GIVEN REQUEST:
Extract from the listing each line in which the word "text" appears.

DATA SHOWN:
# # # # # # #

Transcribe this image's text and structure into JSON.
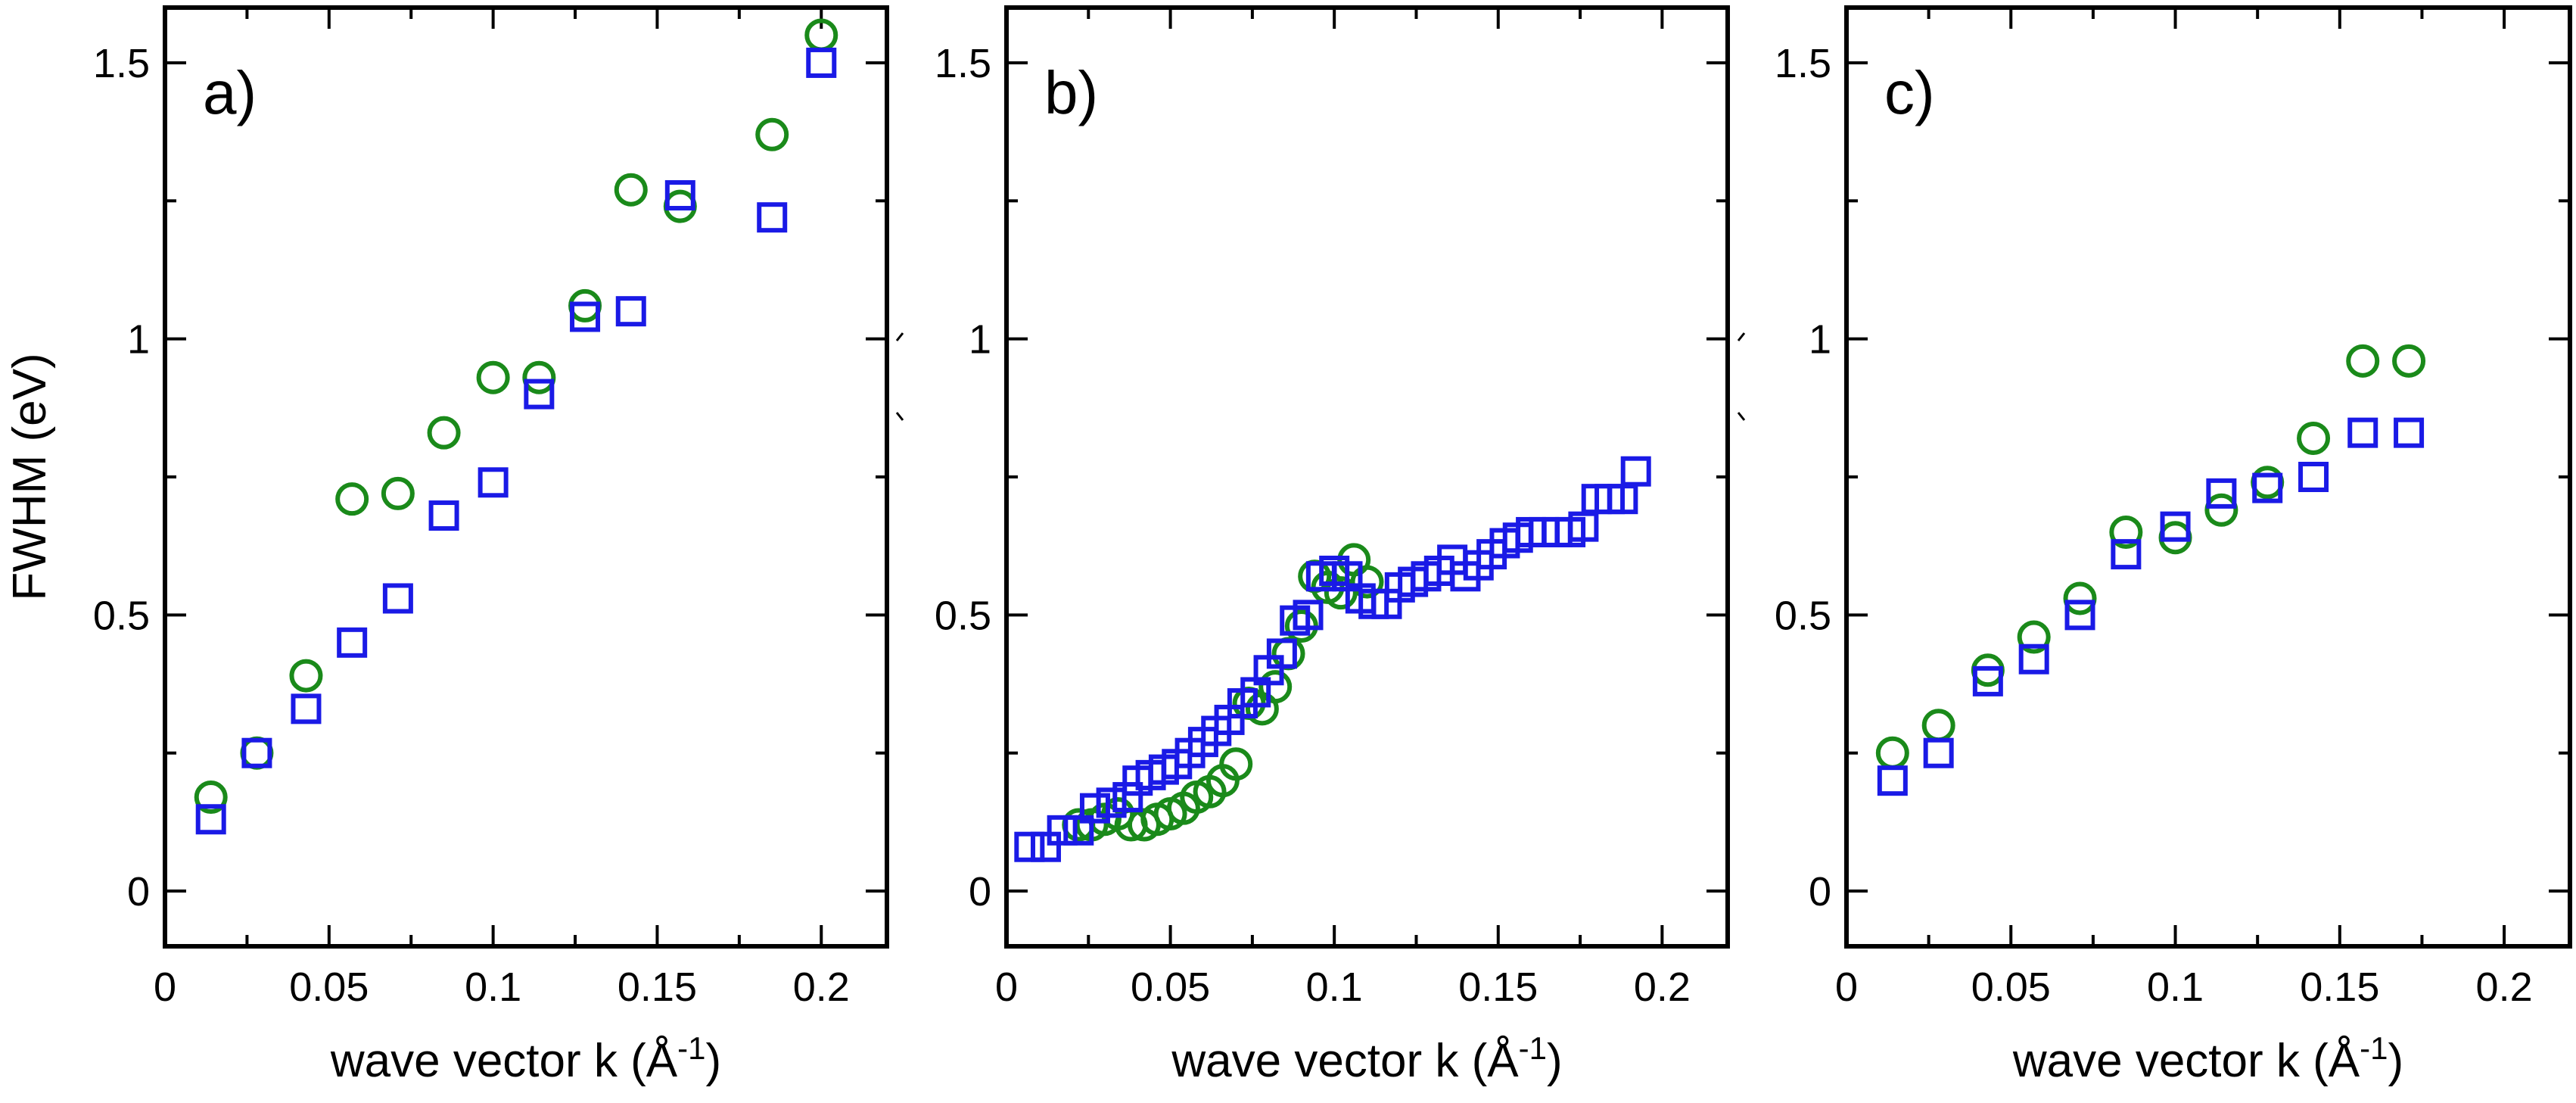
{
  "chart_data": [
    {
      "type": "scatter",
      "panel_label": "a)",
      "ylabel": "FWHM (eV)",
      "xlabel": "wave vector k (Å",
      "xlabel_sup": "-1",
      "xlabel_close": ")",
      "xlim": [
        0,
        0.22
      ],
      "ylim": [
        -0.1,
        1.6
      ],
      "xticks": [
        0,
        0.05,
        0.1,
        0.15,
        0.2
      ],
      "xtick_labels": [
        "0",
        "0.05",
        "0.1",
        "0.15",
        "0.2"
      ],
      "yticks": [
        0,
        0.5,
        1,
        1.5
      ],
      "ytick_labels": [
        "0",
        "0.5",
        "1",
        "1.5"
      ],
      "series": [
        {
          "name": "circles",
          "marker": "circle",
          "color": "#1a8a1a",
          "x": [
            0.014,
            0.028,
            0.043,
            0.057,
            0.071,
            0.085,
            0.1,
            0.114,
            0.128,
            0.142,
            0.157,
            0.185,
            0.2
          ],
          "y": [
            0.17,
            0.25,
            0.39,
            0.71,
            0.72,
            0.83,
            0.93,
            0.93,
            1.06,
            1.27,
            1.24,
            1.37,
            1.55
          ]
        },
        {
          "name": "squares",
          "marker": "square",
          "color": "#1a1ae6",
          "x": [
            0.014,
            0.028,
            0.043,
            0.057,
            0.071,
            0.085,
            0.1,
            0.114,
            0.128,
            0.142,
            0.157,
            0.185,
            0.2
          ],
          "y": [
            0.13,
            0.25,
            0.33,
            0.45,
            0.53,
            0.68,
            0.74,
            0.9,
            1.04,
            1.05,
            1.26,
            1.22,
            1.5
          ]
        }
      ]
    },
    {
      "type": "scatter",
      "panel_label": "b)",
      "xlabel": "wave vector k (Å",
      "xlabel_sup": "-1",
      "xlabel_close": ")",
      "xlim": [
        0,
        0.22
      ],
      "ylim": [
        -0.1,
        1.6
      ],
      "xticks": [
        0,
        0.05,
        0.1,
        0.15,
        0.2
      ],
      "xtick_labels": [
        "0",
        "0.05",
        "0.1",
        "0.15",
        "0.2"
      ],
      "yticks": [
        0,
        0.5,
        1,
        1.5
      ],
      "ytick_labels": [
        "0",
        "0.5",
        "1",
        "1.5"
      ],
      "series": [
        {
          "name": "circles",
          "marker": "circle",
          "color": "#1a8a1a",
          "x": [
            0.022,
            0.026,
            0.03,
            0.034,
            0.038,
            0.042,
            0.046,
            0.05,
            0.054,
            0.058,
            0.062,
            0.066,
            0.07,
            0.074,
            0.078,
            0.082,
            0.086,
            0.09,
            0.094,
            0.098,
            0.102,
            0.106,
            0.11
          ],
          "y": [
            0.12,
            0.12,
            0.13,
            0.14,
            0.12,
            0.12,
            0.13,
            0.14,
            0.15,
            0.17,
            0.18,
            0.2,
            0.23,
            0.34,
            0.33,
            0.37,
            0.43,
            0.48,
            0.57,
            0.55,
            0.54,
            0.6,
            0.56
          ]
        },
        {
          "name": "squares",
          "marker": "square",
          "color": "#1a1ae6",
          "x": [
            0.007,
            0.012,
            0.017,
            0.022,
            0.027,
            0.032,
            0.037,
            0.04,
            0.044,
            0.048,
            0.052,
            0.056,
            0.06,
            0.064,
            0.068,
            0.072,
            0.076,
            0.08,
            0.084,
            0.088,
            0.092,
            0.096,
            0.1,
            0.104,
            0.108,
            0.112,
            0.116,
            0.12,
            0.124,
            0.128,
            0.132,
            0.136,
            0.14,
            0.144,
            0.148,
            0.152,
            0.156,
            0.16,
            0.164,
            0.168,
            0.172,
            0.176,
            0.18,
            0.184,
            0.188,
            0.192
          ],
          "y": [
            0.08,
            0.08,
            0.11,
            0.11,
            0.15,
            0.16,
            0.17,
            0.2,
            0.21,
            0.22,
            0.23,
            0.25,
            0.27,
            0.29,
            0.31,
            0.34,
            0.36,
            0.4,
            0.43,
            0.49,
            0.5,
            0.57,
            0.58,
            0.57,
            0.53,
            0.52,
            0.52,
            0.55,
            0.56,
            0.57,
            0.58,
            0.6,
            0.57,
            0.59,
            0.61,
            0.63,
            0.64,
            0.65,
            0.65,
            0.65,
            0.65,
            0.66,
            0.71,
            0.71,
            0.71,
            0.76
          ]
        }
      ]
    },
    {
      "type": "scatter",
      "panel_label": "c)",
      "xlabel": "wave vector k (Å",
      "xlabel_sup": "-1",
      "xlabel_close": ")",
      "xlim": [
        0,
        0.22
      ],
      "ylim": [
        -0.1,
        1.6
      ],
      "xticks": [
        0,
        0.05,
        0.1,
        0.15,
        0.2
      ],
      "xtick_labels": [
        "0",
        "0.05",
        "0.1",
        "0.15",
        "0.2"
      ],
      "yticks": [
        0,
        0.5,
        1,
        1.5
      ],
      "ytick_labels": [
        "0",
        "0.5",
        "1",
        "1.5"
      ],
      "series": [
        {
          "name": "circles",
          "marker": "circle",
          "color": "#1a8a1a",
          "x": [
            0.014,
            0.028,
            0.043,
            0.057,
            0.071,
            0.085,
            0.1,
            0.114,
            0.128,
            0.142,
            0.157,
            0.171
          ],
          "y": [
            0.25,
            0.3,
            0.4,
            0.46,
            0.53,
            0.65,
            0.64,
            0.69,
            0.74,
            0.82,
            0.96,
            0.96
          ]
        },
        {
          "name": "squares",
          "marker": "square",
          "color": "#1a1ae6",
          "x": [
            0.014,
            0.028,
            0.043,
            0.057,
            0.071,
            0.085,
            0.1,
            0.114,
            0.128,
            0.142,
            0.157,
            0.171
          ],
          "y": [
            0.2,
            0.25,
            0.38,
            0.42,
            0.5,
            0.61,
            0.66,
            0.72,
            0.73,
            0.75,
            0.83,
            0.83
          ]
        }
      ]
    }
  ]
}
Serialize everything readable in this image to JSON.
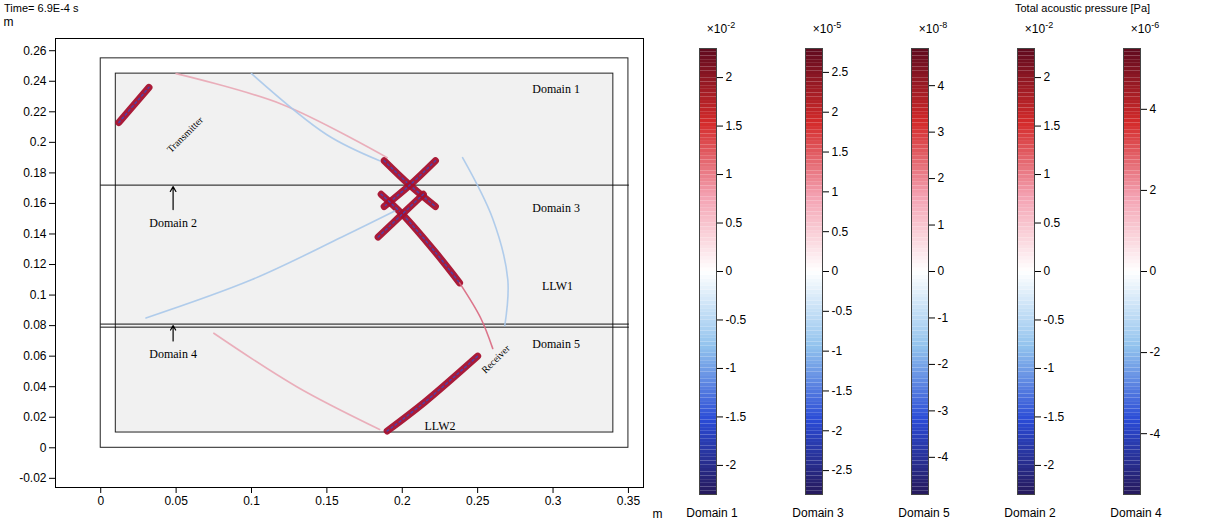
{
  "chart_data": {
    "type": "field",
    "title": "Time= 6.9E-4 s",
    "subtitle": "Total acoustic pressure [Pa]",
    "xlabel": "m",
    "ylabel": "m",
    "xlim": [
      -0.03,
      0.36
    ],
    "ylim": [
      -0.026,
      0.268
    ],
    "xticks": [
      0,
      0.05,
      0.1,
      0.15,
      0.2,
      0.25,
      0.3,
      0.35
    ],
    "yticks": [
      -0.02,
      0,
      0.02,
      0.04,
      0.06,
      0.08,
      0.1,
      0.12,
      0.14,
      0.16,
      0.18,
      0.2,
      0.22,
      0.24,
      0.26
    ],
    "regions": [
      {
        "x1": 0.01,
        "x2": 0.34,
        "y1": 0.01,
        "y2": 0.245,
        "color": "#f1f1f1"
      },
      {
        "x1": 0,
        "x2": 0.35,
        "y1": 0,
        "y2": 0.255,
        "color": "none"
      }
    ],
    "boundaries": [
      [
        [
          0,
          0.172
        ],
        [
          0.35,
          0.172
        ]
      ],
      [
        [
          0,
          0.081
        ],
        [
          0.35,
          0.081
        ]
      ],
      [
        [
          0,
          0.079
        ],
        [
          0.35,
          0.079
        ]
      ]
    ],
    "wavefronts": [
      {
        "color": "#a50f2d",
        "line_style": "bold",
        "points": [
          [
            0.012,
            0.213
          ],
          [
            0.032,
            0.236
          ]
        ]
      },
      {
        "color": "#a50f2d",
        "line_style": "bold",
        "points": [
          [
            0.188,
            0.188
          ],
          [
            0.205,
            0.172
          ],
          [
            0.222,
            0.158
          ]
        ]
      },
      {
        "color": "#a50f2d",
        "line_style": "bold",
        "points": [
          [
            0.222,
            0.188
          ],
          [
            0.205,
            0.172
          ],
          [
            0.188,
            0.158
          ]
        ]
      },
      {
        "color": "#a50f2d",
        "line_style": "bold",
        "points": [
          [
            0.186,
            0.166
          ],
          [
            0.2,
            0.153
          ],
          [
            0.222,
            0.128
          ],
          [
            0.238,
            0.108
          ]
        ]
      },
      {
        "color": "#a50f2d",
        "line_style": "bold",
        "points": [
          [
            0.214,
            0.166
          ],
          [
            0.2,
            0.153
          ],
          [
            0.184,
            0.138
          ]
        ]
      },
      {
        "color": "#a50f2d",
        "line_style": "bold",
        "points": [
          [
            0.19,
            0.011
          ],
          [
            0.215,
            0.03
          ],
          [
            0.25,
            0.06
          ]
        ]
      },
      {
        "color": "#e9a6b4",
        "line_style": "thin",
        "points": [
          [
            0.05,
            0.245
          ],
          [
            0.12,
            0.225
          ],
          [
            0.19,
            0.19
          ]
        ]
      },
      {
        "color": "#a9c8ea",
        "line_style": "thin",
        "points": [
          [
            0.03,
            0.085
          ],
          [
            0.1,
            0.11
          ],
          [
            0.16,
            0.138
          ],
          [
            0.195,
            0.155
          ]
        ]
      },
      {
        "color": "#d9677f",
        "line_style": "thin",
        "points": [
          [
            0.238,
            0.108
          ],
          [
            0.252,
            0.085
          ],
          [
            0.26,
            0.065
          ]
        ]
      },
      {
        "color": "#e9a6b4",
        "line_style": "thin",
        "points": [
          [
            0.075,
            0.075
          ],
          [
            0.13,
            0.04
          ],
          [
            0.185,
            0.012
          ]
        ]
      },
      {
        "color": "#a9c8ea",
        "line_style": "thin",
        "points": [
          [
            0.24,
            0.19
          ],
          [
            0.26,
            0.15
          ],
          [
            0.27,
            0.11
          ],
          [
            0.268,
            0.08
          ]
        ]
      },
      {
        "color": "#a9c8ea",
        "line_style": "thin",
        "points": [
          [
            0.1,
            0.245
          ],
          [
            0.15,
            0.205
          ],
          [
            0.185,
            0.188
          ]
        ]
      }
    ],
    "labels": [
      {
        "text": "Domain 1",
        "x": 0.302,
        "y": 0.235,
        "boxed": true
      },
      {
        "text": "Domain 3",
        "x": 0.302,
        "y": 0.157,
        "boxed": true
      },
      {
        "text": "Domain 5",
        "x": 0.302,
        "y": 0.068,
        "boxed": true
      },
      {
        "text": "Domain 2",
        "x": 0.048,
        "y": 0.147,
        "boxed": true,
        "arrow": [
          [
            0.048,
            0.156
          ],
          [
            0.048,
            0.171
          ]
        ]
      },
      {
        "text": "Domain 4",
        "x": 0.048,
        "y": 0.061,
        "boxed": true,
        "arrow": [
          [
            0.048,
            0.07
          ],
          [
            0.048,
            0.08
          ]
        ]
      },
      {
        "text": "LLW1",
        "x": 0.303,
        "y": 0.106,
        "boxed": false
      },
      {
        "text": "LLW2",
        "x": 0.225,
        "y": 0.014,
        "boxed": false
      }
    ],
    "probes": [
      {
        "text": "Transmitter",
        "x": 0.056,
        "y": 0.205
      },
      {
        "text": "Receiver",
        "x": 0.262,
        "y": 0.058
      }
    ],
    "colorbars": [
      {
        "name": "Domain 1",
        "multiplier": "×10",
        "exponent": "-2",
        "lim": [
          -2.3,
          2.3
        ],
        "ticks": [
          -2,
          -1.5,
          -1,
          -0.5,
          0,
          0.5,
          1,
          1.5,
          2
        ]
      },
      {
        "name": "Domain 3",
        "multiplier": "×10",
        "exponent": "-5",
        "lim": [
          -2.8,
          2.8
        ],
        "ticks": [
          -2.5,
          -2,
          -1.5,
          -1,
          -0.5,
          0,
          0.5,
          1,
          1.5,
          2,
          2.5
        ]
      },
      {
        "name": "Domain 5",
        "multiplier": "×10",
        "exponent": "-8",
        "lim": [
          -4.8,
          4.8
        ],
        "ticks": [
          -4,
          -3,
          -2,
          -1,
          0,
          1,
          2,
          3,
          4
        ]
      },
      {
        "name": "Domain 2",
        "multiplier": "×10",
        "exponent": "-2",
        "lim": [
          -2.3,
          2.3
        ],
        "ticks": [
          -2,
          -1.5,
          -1,
          -0.5,
          0,
          0.5,
          1,
          1.5,
          2
        ]
      },
      {
        "name": "Domain 4",
        "multiplier": "×10",
        "exponent": "-6",
        "lim": [
          -5.5,
          5.5
        ],
        "ticks": [
          -4,
          -2,
          0,
          2,
          4
        ]
      }
    ]
  }
}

# # # # # # #

ANSWER FOR THE TASK:
Transcribe this image's text and structure into JSON.
        "text": "Domain 1",
        "text": "Domain 3",
        "text": "Domain 5",
        "text": "Domain 2",
        "text": "Domain 4",
        "text": "LLW1",
        "text": "LLW2",
        "text": "Transmitter",
        "text": "Receiver",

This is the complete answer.